Direction: Output the data exactly, with every line intact.

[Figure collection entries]
========================================================================

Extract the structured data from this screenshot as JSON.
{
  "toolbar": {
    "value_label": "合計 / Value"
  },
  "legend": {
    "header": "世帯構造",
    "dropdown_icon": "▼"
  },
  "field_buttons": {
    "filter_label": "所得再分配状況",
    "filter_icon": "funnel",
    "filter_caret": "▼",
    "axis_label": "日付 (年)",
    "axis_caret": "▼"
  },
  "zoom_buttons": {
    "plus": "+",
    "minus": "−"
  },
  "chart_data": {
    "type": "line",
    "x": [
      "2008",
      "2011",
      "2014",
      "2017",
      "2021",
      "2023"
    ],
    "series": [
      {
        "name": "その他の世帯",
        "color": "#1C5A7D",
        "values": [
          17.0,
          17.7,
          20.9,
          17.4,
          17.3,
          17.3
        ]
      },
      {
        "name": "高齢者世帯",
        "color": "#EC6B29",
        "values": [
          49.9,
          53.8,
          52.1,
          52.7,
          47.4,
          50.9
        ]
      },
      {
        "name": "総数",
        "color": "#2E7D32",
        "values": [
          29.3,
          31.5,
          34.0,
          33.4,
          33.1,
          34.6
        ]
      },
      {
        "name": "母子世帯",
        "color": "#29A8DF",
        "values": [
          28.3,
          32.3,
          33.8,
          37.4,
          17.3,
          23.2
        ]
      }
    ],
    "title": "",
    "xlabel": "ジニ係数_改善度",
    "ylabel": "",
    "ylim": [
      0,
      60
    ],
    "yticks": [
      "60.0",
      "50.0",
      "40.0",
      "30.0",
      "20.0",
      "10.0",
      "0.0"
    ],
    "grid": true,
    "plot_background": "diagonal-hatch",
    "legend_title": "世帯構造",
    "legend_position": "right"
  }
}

========================================================================

Exercise answer:
Extract the structured data from this screenshot as JSON.
{
  "toolbar": {
    "value_label": "合計 / Value"
  },
  "legend": {
    "header": "世帯構造",
    "dropdown_icon": "▼"
  },
  "field_buttons": {
    "filter_label": "所得再分配状況",
    "filter_icon": "funnel",
    "filter_caret": "▼",
    "axis_label": "日付 (年)",
    "axis_caret": "▼"
  },
  "zoom_buttons": {
    "plus": "+",
    "minus": "−"
  },
  "chart_data": {
    "type": "line",
    "x": [
      "2008",
      "2011",
      "2014",
      "2017",
      "2021",
      "2023"
    ],
    "series": [
      {
        "name": "その他の世帯",
        "color": "#1C5A7D",
        "values": [
          17.0,
          17.7,
          20.9,
          17.4,
          17.3,
          17.3
        ]
      },
      {
        "name": "高齢者世帯",
        "color": "#EC6B29",
        "values": [
          49.9,
          53.8,
          52.1,
          52.7,
          47.4,
          50.9
        ]
      },
      {
        "name": "総数",
        "color": "#2E7D32",
        "values": [
          29.3,
          31.5,
          34.0,
          33.4,
          33.1,
          34.6
        ]
      },
      {
        "name": "母子世帯",
        "color": "#29A8DF",
        "values": [
          28.3,
          32.3,
          33.8,
          37.4,
          17.3,
          23.2
        ]
      }
    ],
    "title": "",
    "xlabel": "ジニ係数_改善度",
    "ylabel": "",
    "ylim": [
      0,
      60
    ],
    "yticks": [
      "60.0",
      "50.0",
      "40.0",
      "30.0",
      "20.0",
      "10.0",
      "0.0"
    ],
    "grid": true,
    "plot_background": "diagonal-hatch",
    "legend_title": "世帯構造",
    "legend_position": "right"
  }
}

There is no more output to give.